━━━━━ Records for this task ━━━━━
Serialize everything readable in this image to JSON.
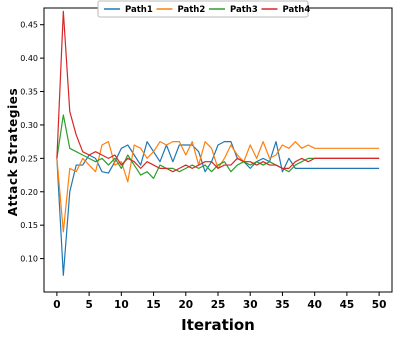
{
  "chart_data": {
    "type": "line",
    "title": "",
    "xlabel": "Iteration",
    "ylabel": "Attack Strategies",
    "xlim": [
      -2,
      52
    ],
    "ylim": [
      0.05,
      0.475
    ],
    "xticks": [
      0,
      5,
      10,
      15,
      20,
      25,
      30,
      35,
      40,
      45,
      50
    ],
    "yticks": [
      0.1,
      0.15,
      0.2,
      0.25,
      0.3,
      0.35,
      0.4,
      0.45
    ],
    "ytick_labels": [
      "0.10",
      "0.15",
      "0.20",
      "0.25",
      "0.30",
      "0.35",
      "0.40",
      "0.45"
    ],
    "grid": false,
    "legend_position": "top",
    "x": [
      0,
      1,
      2,
      3,
      4,
      5,
      6,
      7,
      8,
      9,
      10,
      11,
      12,
      13,
      14,
      15,
      16,
      17,
      18,
      19,
      20,
      21,
      22,
      23,
      24,
      25,
      26,
      27,
      28,
      29,
      30,
      31,
      32,
      33,
      34,
      35,
      36,
      37,
      38,
      39,
      40,
      41,
      42,
      43,
      44,
      45,
      46,
      47,
      48,
      49,
      50
    ],
    "series": [
      {
        "name": "Path1",
        "color": "#1f77b4",
        "values": [
          0.25,
          0.075,
          0.2,
          0.24,
          0.24,
          0.255,
          0.25,
          0.23,
          0.228,
          0.245,
          0.265,
          0.27,
          0.255,
          0.24,
          0.275,
          0.26,
          0.245,
          0.27,
          0.245,
          0.27,
          0.27,
          0.27,
          0.26,
          0.23,
          0.245,
          0.27,
          0.275,
          0.275,
          0.25,
          0.245,
          0.235,
          0.245,
          0.25,
          0.245,
          0.275,
          0.23,
          0.25,
          0.235,
          0.235,
          0.235,
          0.235,
          0.235,
          0.235,
          0.235,
          0.235,
          0.235,
          0.235,
          0.235,
          0.235,
          0.235,
          0.235
        ]
      },
      {
        "name": "Path2",
        "color": "#ff7f0e",
        "values": [
          0.25,
          0.14,
          0.235,
          0.23,
          0.25,
          0.24,
          0.23,
          0.27,
          0.275,
          0.24,
          0.245,
          0.215,
          0.27,
          0.265,
          0.25,
          0.26,
          0.275,
          0.27,
          0.275,
          0.275,
          0.255,
          0.275,
          0.24,
          0.275,
          0.265,
          0.235,
          0.25,
          0.27,
          0.255,
          0.245,
          0.27,
          0.25,
          0.275,
          0.25,
          0.255,
          0.27,
          0.265,
          0.275,
          0.265,
          0.27,
          0.265,
          0.265,
          0.265,
          0.265,
          0.265,
          0.265,
          0.265,
          0.265,
          0.265,
          0.265,
          0.265
        ]
      },
      {
        "name": "Path3",
        "color": "#2ca02c",
        "values": [
          0.25,
          0.315,
          0.265,
          0.26,
          0.255,
          0.25,
          0.245,
          0.25,
          0.24,
          0.25,
          0.235,
          0.255,
          0.24,
          0.225,
          0.23,
          0.22,
          0.24,
          0.235,
          0.235,
          0.23,
          0.235,
          0.24,
          0.235,
          0.24,
          0.23,
          0.24,
          0.245,
          0.23,
          0.24,
          0.245,
          0.24,
          0.245,
          0.24,
          0.245,
          0.24,
          0.235,
          0.23,
          0.24,
          0.245,
          0.25,
          0.25,
          0.25,
          0.25,
          0.25,
          0.25,
          0.25,
          0.25,
          0.25,
          0.25,
          0.25,
          0.25
        ]
      },
      {
        "name": "Path4",
        "color": "#d62728",
        "values": [
          0.25,
          0.47,
          0.32,
          0.285,
          0.26,
          0.255,
          0.26,
          0.255,
          0.25,
          0.255,
          0.24,
          0.25,
          0.245,
          0.235,
          0.245,
          0.24,
          0.235,
          0.235,
          0.23,
          0.235,
          0.24,
          0.235,
          0.24,
          0.245,
          0.245,
          0.235,
          0.24,
          0.24,
          0.25,
          0.245,
          0.245,
          0.24,
          0.245,
          0.24,
          0.24,
          0.235,
          0.235,
          0.245,
          0.25,
          0.245,
          0.25,
          0.25,
          0.25,
          0.25,
          0.25,
          0.25,
          0.25,
          0.25,
          0.25,
          0.25,
          0.25
        ]
      }
    ]
  }
}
━━━━━
Using the records above, find and show each line with the string "color".

### Task solution
        "color": "#1f77b4",
        "color": "#ff7f0e",
        "color": "#2ca02c",
        "color": "#d62728",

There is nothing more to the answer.